LISTED ENTRIES:
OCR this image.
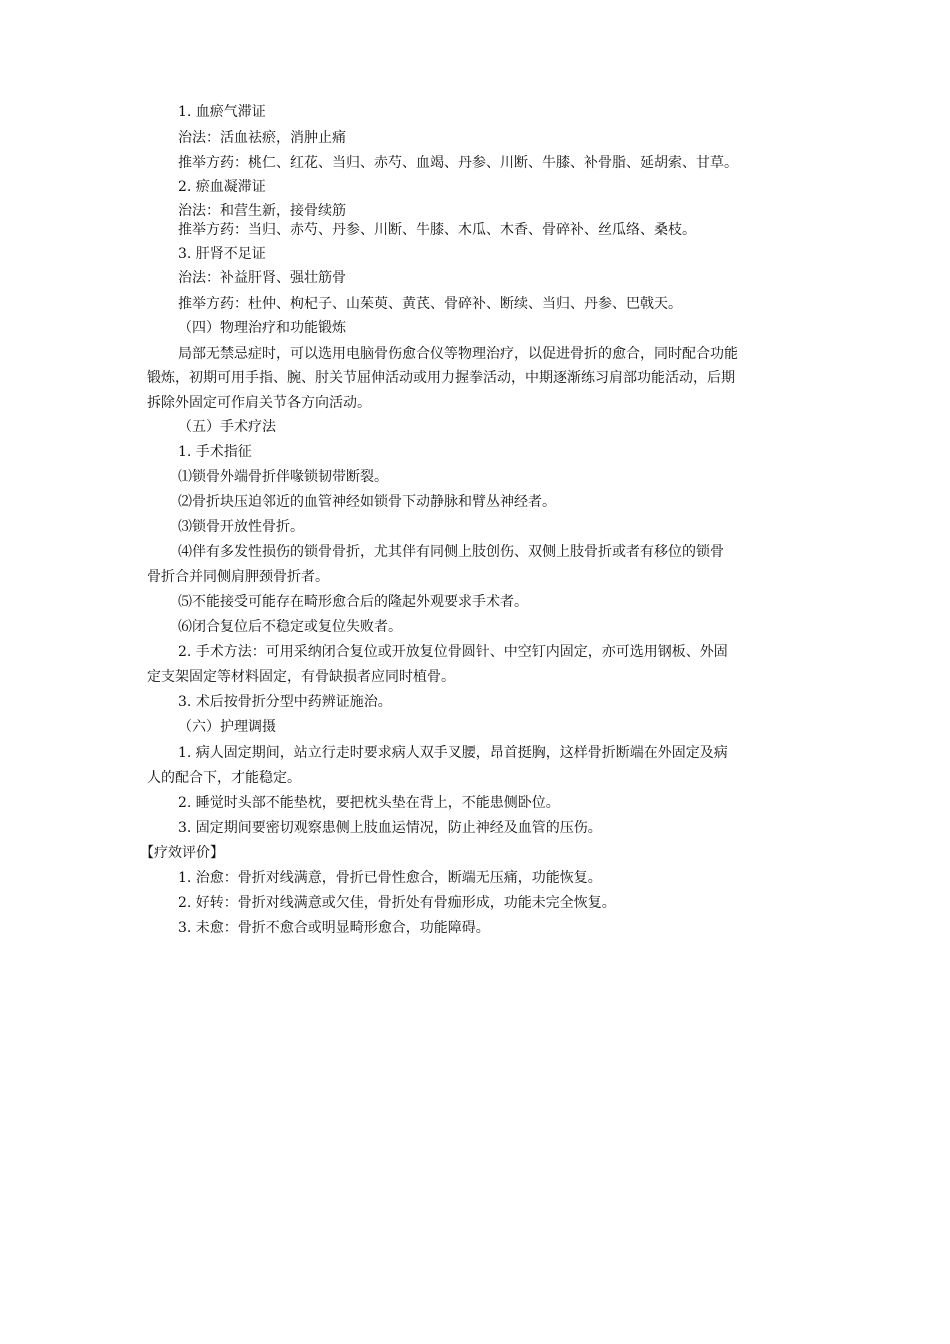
1. 血瘀气滞证
治法：活血祛瘀，消肿止痛
推举方药：桃仁、红花、当归、赤芍、血竭、丹参、川断、牛膝、补骨脂、延胡索、甘草。
2. 瘀血凝滞证
治法：和营生新，接骨续筋
推举方药：当归、赤芍、丹参、川断、牛膝、木瓜、木香、骨碎补、丝瓜络、桑枝。
3. 肝肾不足证
治法：补益肝肾、强壮筋骨
推举方药：杜仲、枸杞子、山茱萸、黄芪、骨碎补、断续、当归、丹参、巴戟天。
（四）物理治疗和功能锻炼
局部无禁忌症时，可以选用电脑骨伤愈合仪等物理治疗，以促进骨折的愈合，同时配合功能
锻炼，初期可用手指、腕、肘关节屈伸活动或用力握拳活动，中期逐渐练习肩部功能活动，后期
拆除外固定可作肩关节各方向活动。
（五）手术疗法
1. 手术指征
⑴锁骨外端骨折伴喙锁韧带断裂。
⑵骨折块压迫邻近的血管神经如锁骨下动静脉和臂丛神经者。
⑶锁骨开放性骨折。
⑷伴有多发性损伤的锁骨骨折，尤其伴有同侧上肢创伤、双侧上肢骨折或者有移位的锁骨
骨折合并同侧肩胛颈骨折者。
⑸不能接受可能存在畸形愈合后的隆起外观要求手术者。
⑹闭合复位后不稳定或复位失败者。
2. 手术方法：可用采纳闭合复位或开放复位骨圆针、中空钉内固定，亦可选用钢板、外固
定支架固定等材料固定，有骨缺损者应同时植骨。
3. 术后按骨折分型中药辨证施治。
（六）护理调摄
1. 病人固定期间，站立行走时要求病人双手叉腰，昂首挺胸，这样骨折断端在外固定及病
人的配合下，才能稳定。
2. 睡觉时头部不能垫枕，要把枕头垫在背上，不能患侧卧位。
3. 固定期间要密切观察患侧上肢血运情况，防止神经及血管的压伤。
【疗效评价】
1. 治愈：骨折对线满意，骨折已骨性愈合，断端无压痛，功能恢复。
2. 好转：骨折对线满意或欠佳，骨折处有骨痂形成，功能未完全恢复。
3. 未愈：骨折不愈合或明显畸形愈合，功能障碍。
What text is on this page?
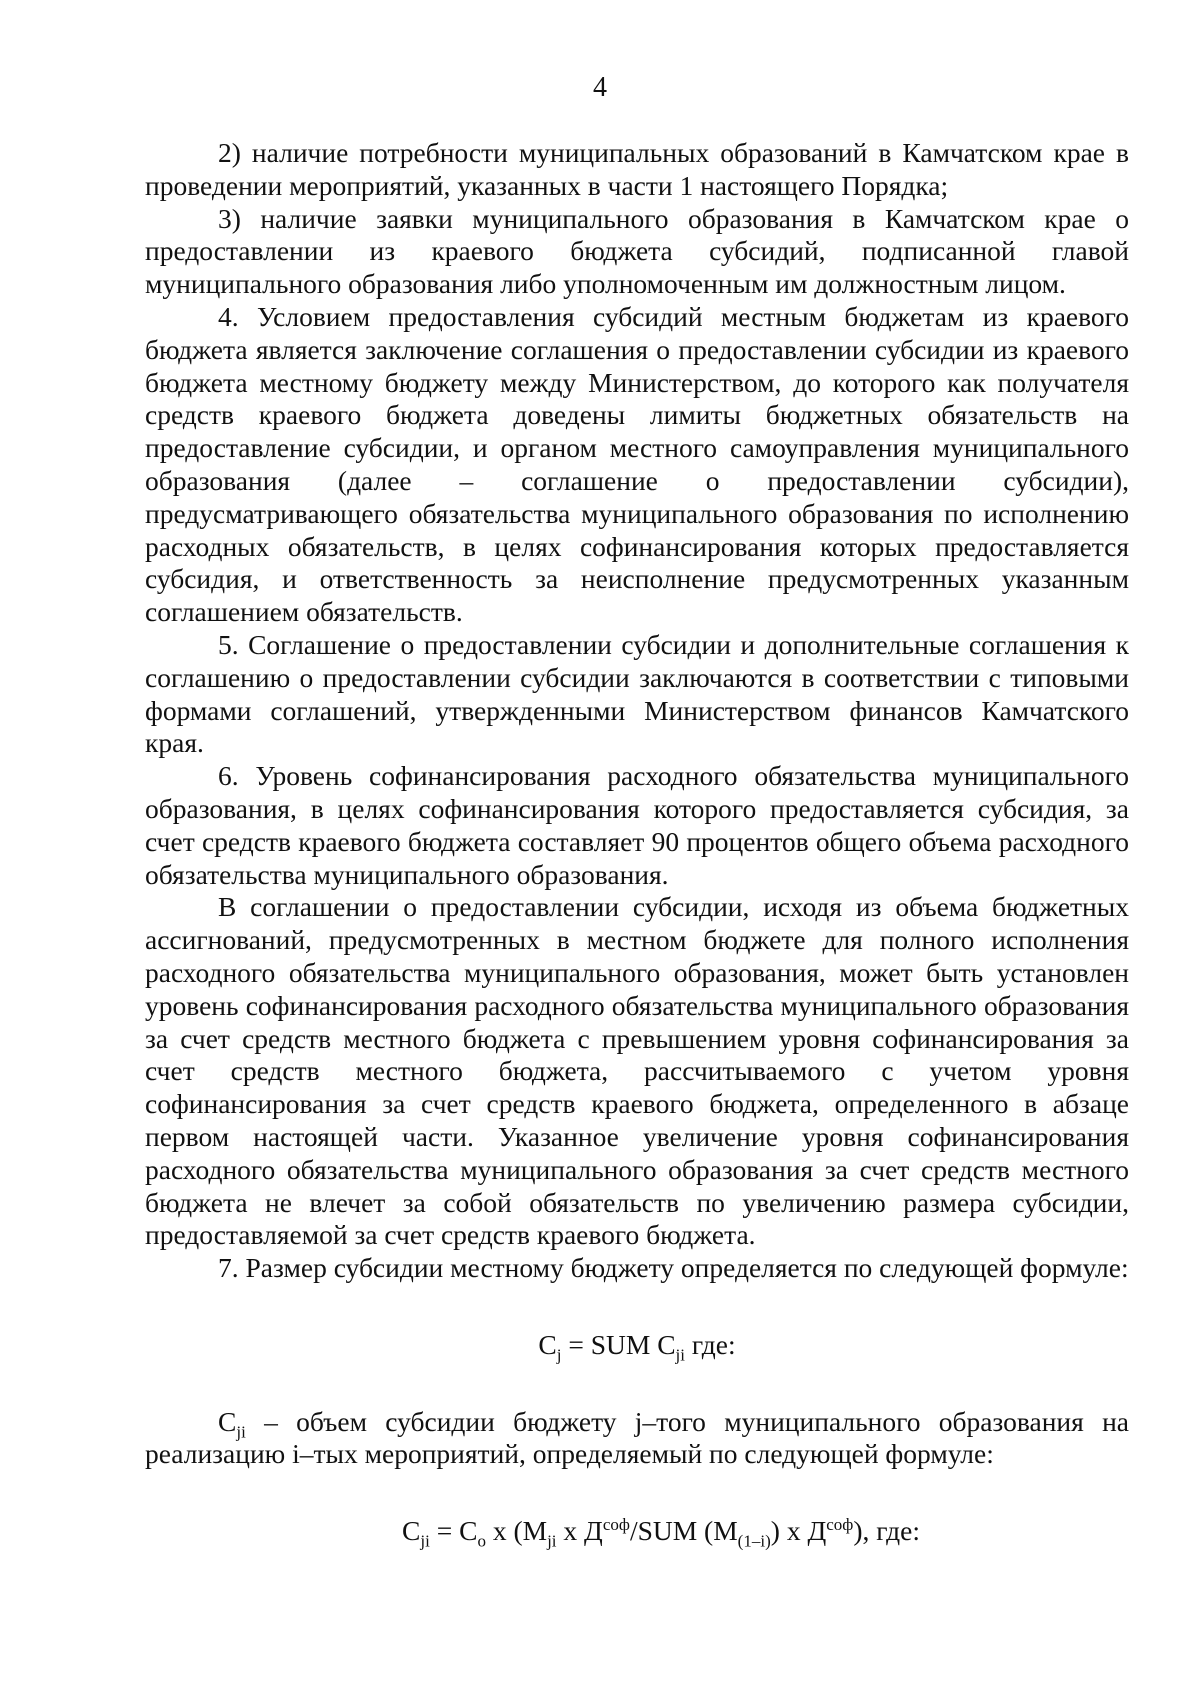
4

2) наличие потребности муниципальных образований в Камчатском крае в проведении мероприятий, указанных в части 1 настоящего Порядка;

3) наличие заявки муниципального образования в Камчатском крае о предоставлении из краевого бюджета субсидий, подписанной главой муниципального образования либо уполномоченным им должностным лицом.

4. Условием предоставления субсидий местным бюджетам из краевого бюджета является заключение соглашения о предоставлении субсидии из краевого бюджета местному бюджету между Министерством, до которого как получателя средств краевого бюджета доведены лимиты бюджетных обязательств на предоставление субсидии, и органом местного самоуправления муниципального образования (далее – соглашение о предоставлении субсидии), предусматривающего обязательства муниципального образования по исполнению расходных обязательств, в целях софинансирования которых предоставляется субсидия, и ответственность за неисполнение предусмотренных указанным соглашением обязательств.

5. Соглашение о предоставлении субсидии и дополнительные соглашения к соглашению о предоставлении субсидии заключаются в соответствии с типовыми формами соглашений, утвержденными Министерством финансов Камчатского края.

6. Уровень софинансирования расходного обязательства муниципального образования, в целях софинансирования которого предоставляется субсидия, за счет средств краевого бюджета составляет 90 процентов общего объема расходного обязательства муниципального образования.

В соглашении о предоставлении субсидии, исходя из объема бюджетных ассигнований, предусмотренных в местном бюджете для полного исполнения расходного обязательства муниципального образования, может быть установлен уровень софинансирования расходного обязательства муниципального образования за счет средств местного бюджета с превышением уровня софинансирования за счет средств местного бюджета, рассчитываемого с учетом уровня софинансирования за счет средств краевого бюджета, определенного в абзаце первом настоящей части. Указанное увеличение уровня софинансирования расходного обязательства муниципального образования за счет средств местного бюджета не влечет за собой обязательств по увеличению размера субсидии, предоставляемой за счет средств краевого бюджета.

7. Размер субсидии местному бюджету определяется по следующей формуле:

$C_j$ = SUM $C_{ji}$ где:

$C_{ji}$ – объем субсидии бюджету j–того муниципального образования на реализацию i–тых мероприятий, определяемый по следующей формуле:

$C_{ji} = C_o$ x ($M_{ji}$ x $Д^{соф}$/SUM $(M_{(1-i)})$ x $Д^{соф}$), где:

EXERCISE: A faithful copy of the records above is needed, with the pictures left out.

EXERCISE RESULT:
OCR this image.
1. 血瘀气滞证
治法：活血祛瘀，消肿止痛
推举方药：桃仁、红花、当归、赤芍、血竭、丹参、川断、牛膝、补骨脂、延胡索、甘草。
2. 瘀血凝滞证
治法：和营生新，接骨续筋
推举方药：当归、赤芍、丹参、川断、牛膝、木瓜、木香、骨碎补、丝瓜络、桑枝。
3. 肝肾不足证
治法：补益肝肾、强壮筋骨
推举方药：杜仲、枸杞子、山茱萸、黄芪、骨碎补、断续、当归、丹参、巴戟天。
（四）物理治疗和功能锻炼
局部无禁忌症时，可以选用电脑骨伤愈合仪等物理治疗，以促进骨折的愈合，同时配合功能
锻炼，初期可用手指、腕、肘关节屈伸活动或用力握拳活动，中期逐渐练习肩部功能活动，后期
拆除外固定可作肩关节各方向活动。
（五）手术疗法
1. 手术指征
⑴锁骨外端骨折伴喙锁韧带断裂。
⑵骨折块压迫邻近的血管神经如锁骨下动静脉和臂丛神经者。
⑶锁骨开放性骨折。
⑷伴有多发性损伤的锁骨骨折，尤其伴有同侧上肢创伤、双侧上肢骨折或者有移位的锁骨
骨折合并同侧肩胛颈骨折者。
⑸不能接受可能存在畸形愈合后的隆起外观要求手术者。
⑹闭合复位后不稳定或复位失败者。
2. 手术方法：可用采纳闭合复位或开放复位骨圆针、中空钉内固定，亦可选用钢板、外固
定支架固定等材料固定，有骨缺损者应同时植骨。
3. 术后按骨折分型中药辨证施治。
（六）护理调摄
1. 病人固定期间，站立行走时要求病人双手叉腰，昂首挺胸，这样骨折断端在外固定及病
人的配合下，才能稳定。
2. 睡觉时头部不能垫枕，要把枕头垫在背上，不能患侧卧位。
3. 固定期间要密切观察患侧上肢血运情况，防止神经及血管的压伤。
【疗效评价】
1. 治愈：骨折对线满意，骨折已骨性愈合，断端无压痛，功能恢复。
2. 好转：骨折对线满意或欠佳，骨折处有骨痂形成，功能未完全恢复。
3. 未愈：骨折不愈合或明显畸形愈合，功能障碍。
What text is on this page?
4

2) наличие потребности муниципальных образований в Камчатском крае в проведении мероприятий, указанных в части 1 настоящего Порядка;

3) наличие заявки муниципального образования в Камчатском крае о предоставлении из краевого бюджета субсидий, подписанной главой муниципального образования либо уполномоченным им должностным лицом.

4. Условием предоставления субсидий местным бюджетам из краевого бюджета является заключение соглашения о предоставлении субсидии из краевого бюджета местному бюджету между Министерством, до которого как получателя средств краевого бюджета доведены лимиты бюджетных обязательств на предоставление субсидии, и органом местного самоуправления муниципального образования (далее – соглашение о предоставлении субсидии), предусматривающего обязательства муниципального образования по исполнению расходных обязательств, в целях софинансирования которых предоставляется субсидия, и ответственность за неисполнение предусмотренных указанным соглашением обязательств.

5. Соглашение о предоставлении субсидии и дополнительные соглашения к соглашению о предоставлении субсидии заключаются в соответствии с типовыми формами соглашений, утвержденными Министерством финансов Камчатского края.

6. Уровень софинансирования расходного обязательства муниципального образования, в целях софинансирования которого предоставляется субсидия, за счет средств краевого бюджета составляет 90 процентов общего объема расходного обязательства муниципального образования.

В соглашении о предоставлении субсидии, исходя из объема бюджетных ассигнований, предусмотренных в местном бюджете для полного исполнения расходного обязательства муниципального образования, может быть установлен уровень софинансирования расходного обязательства муниципального образования за счет средств местного бюджета с превышением уровня софинансирования за счет средств местного бюджета, рассчитываемого с учетом уровня софинансирования за счет средств краевого бюджета, определенного в абзаце первом настоящей части. Указанное увеличение уровня софинансирования расходного обязательства муниципального образования за счет средств местного бюджета не влечет за собой обязательств по увеличению размера субсидии, предоставляемой за счет средств краевого бюджета.

7. Размер субсидии местному бюджету определяется по следующей формуле:

$C_j$ = SUM $C_{ji}$ где:

$C_{ji}$ – объем субсидии бюджету j–того муниципального образования на реализацию i–тых мероприятий, определяемый по следующей формуле:

$C_{ji} = C_o$ x ($M_{ji}$ x $Д^{соф}$/SUM $(M_{(1-i)})$ x $Д^{соф}$), где:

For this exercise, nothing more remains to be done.